(Extracted data entries)
####################

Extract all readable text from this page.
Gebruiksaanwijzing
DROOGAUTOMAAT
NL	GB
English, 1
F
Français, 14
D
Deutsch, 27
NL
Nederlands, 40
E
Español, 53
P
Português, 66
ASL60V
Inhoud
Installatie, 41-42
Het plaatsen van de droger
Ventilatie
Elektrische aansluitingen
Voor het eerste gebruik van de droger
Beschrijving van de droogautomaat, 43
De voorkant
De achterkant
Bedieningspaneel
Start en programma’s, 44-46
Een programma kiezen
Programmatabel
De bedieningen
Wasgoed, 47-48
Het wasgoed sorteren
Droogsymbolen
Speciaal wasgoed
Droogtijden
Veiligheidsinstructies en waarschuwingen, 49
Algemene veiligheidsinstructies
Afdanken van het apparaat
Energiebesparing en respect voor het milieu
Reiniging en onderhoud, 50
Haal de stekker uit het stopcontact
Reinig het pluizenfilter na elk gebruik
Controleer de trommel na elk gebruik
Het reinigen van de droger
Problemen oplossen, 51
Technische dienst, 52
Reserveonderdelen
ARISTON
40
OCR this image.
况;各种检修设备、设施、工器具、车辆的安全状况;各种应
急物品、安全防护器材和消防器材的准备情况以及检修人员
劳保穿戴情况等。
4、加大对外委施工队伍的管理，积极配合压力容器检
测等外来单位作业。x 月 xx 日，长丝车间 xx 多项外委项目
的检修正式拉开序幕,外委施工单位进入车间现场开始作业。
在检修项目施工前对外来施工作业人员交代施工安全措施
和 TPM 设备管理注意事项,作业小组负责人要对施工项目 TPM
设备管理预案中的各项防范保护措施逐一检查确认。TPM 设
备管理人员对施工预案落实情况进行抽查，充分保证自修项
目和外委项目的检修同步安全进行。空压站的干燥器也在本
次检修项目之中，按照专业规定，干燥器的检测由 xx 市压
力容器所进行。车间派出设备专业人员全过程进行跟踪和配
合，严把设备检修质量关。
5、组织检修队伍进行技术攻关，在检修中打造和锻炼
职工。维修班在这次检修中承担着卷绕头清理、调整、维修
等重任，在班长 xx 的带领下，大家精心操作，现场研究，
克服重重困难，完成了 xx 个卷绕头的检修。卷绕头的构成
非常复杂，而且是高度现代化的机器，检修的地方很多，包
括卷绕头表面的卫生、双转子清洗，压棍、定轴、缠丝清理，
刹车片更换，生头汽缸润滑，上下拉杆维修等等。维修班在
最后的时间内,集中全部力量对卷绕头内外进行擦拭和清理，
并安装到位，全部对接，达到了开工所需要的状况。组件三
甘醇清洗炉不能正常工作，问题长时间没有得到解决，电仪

####################

→ **Written instruction**: Extract the complete data, matching each line exactly.

→ **Answer**:
Extract all readable text from this page.
Gebruiksaanwijzing
DROOGAUTOMAAT
NL	GB
English, 1
F
Français, 14
D
Deutsch, 27
NL
Nederlands, 40
E
Español, 53
P
Português, 66
ASL60V
Inhoud
Installatie, 41-42
Het plaatsen van de droger
Ventilatie
Elektrische aansluitingen
Voor het eerste gebruik van de droger
Beschrijving van de droogautomaat, 43
De voorkant
De achterkant
Bedieningspaneel
Start en programma’s, 44-46
Een programma kiezen
Programmatabel
De bedieningen
Wasgoed, 47-48
Het wasgoed sorteren
Droogsymbolen
Speciaal wasgoed
Droogtijden
Veiligheidsinstructies en waarschuwingen, 49
Algemene veiligheidsinstructies
Afdanken van het apparaat
Energiebesparing en respect voor het milieu
Reiniging en onderhoud, 50
Haal de stekker uit het stopcontact
Reinig het pluizenfilter na elk gebruik
Controleer de trommel na elk gebruik
Het reinigen van de droger
Problemen oplossen, 51
Technische dienst, 52
Reserveonderdelen
ARISTON
40
OCR this image.
况;各种检修设备、设施、工器具、车辆的安全状况;各种应
急物品、安全防护器材和消防器材的准备情况以及检修人员
劳保穿戴情况等。
4、加大对外委施工队伍的管理，积极配合压力容器检
测等外来单位作业。x 月 xx 日，长丝车间 xx 多项外委项目
的检修正式拉开序幕,外委施工单位进入车间现场开始作业。
在检修项目施工前对外来施工作业人员交代施工安全措施
和 TPM 设备管理注意事项,作业小组负责人要对施工项目 TPM
设备管理预案中的各项防范保护措施逐一检查确认。TPM 设
备管理人员对施工预案落实情况进行抽查，充分保证自修项
目和外委项目的检修同步安全进行。空压站的干燥器也在本
次检修项目之中，按照专业规定，干燥器的检测由 xx 市压
力容器所进行。车间派出设备专业人员全过程进行跟踪和配
合，严把设备检修质量关。
5、组织检修队伍进行技术攻关，在检修中打造和锻炼
职工。维修班在这次检修中承担着卷绕头清理、调整、维修
等重任，在班长 xx 的带领下，大家精心操作，现场研究，
克服重重困难，完成了 xx 个卷绕头的检修。卷绕头的构成
非常复杂，而且是高度现代化的机器，检修的地方很多，包
括卷绕头表面的卫生、双转子清洗，压棍、定轴、缠丝清理，
刹车片更换，生头汽缸润滑，上下拉杆维修等等。维修班在
最后的时间内,集中全部力量对卷绕头内外进行擦拭和清理，
并安装到位，全部对接，达到了开工所需要的状况。组件三
甘醇清洗炉不能正常工作，问题长时间没有得到解决，电仪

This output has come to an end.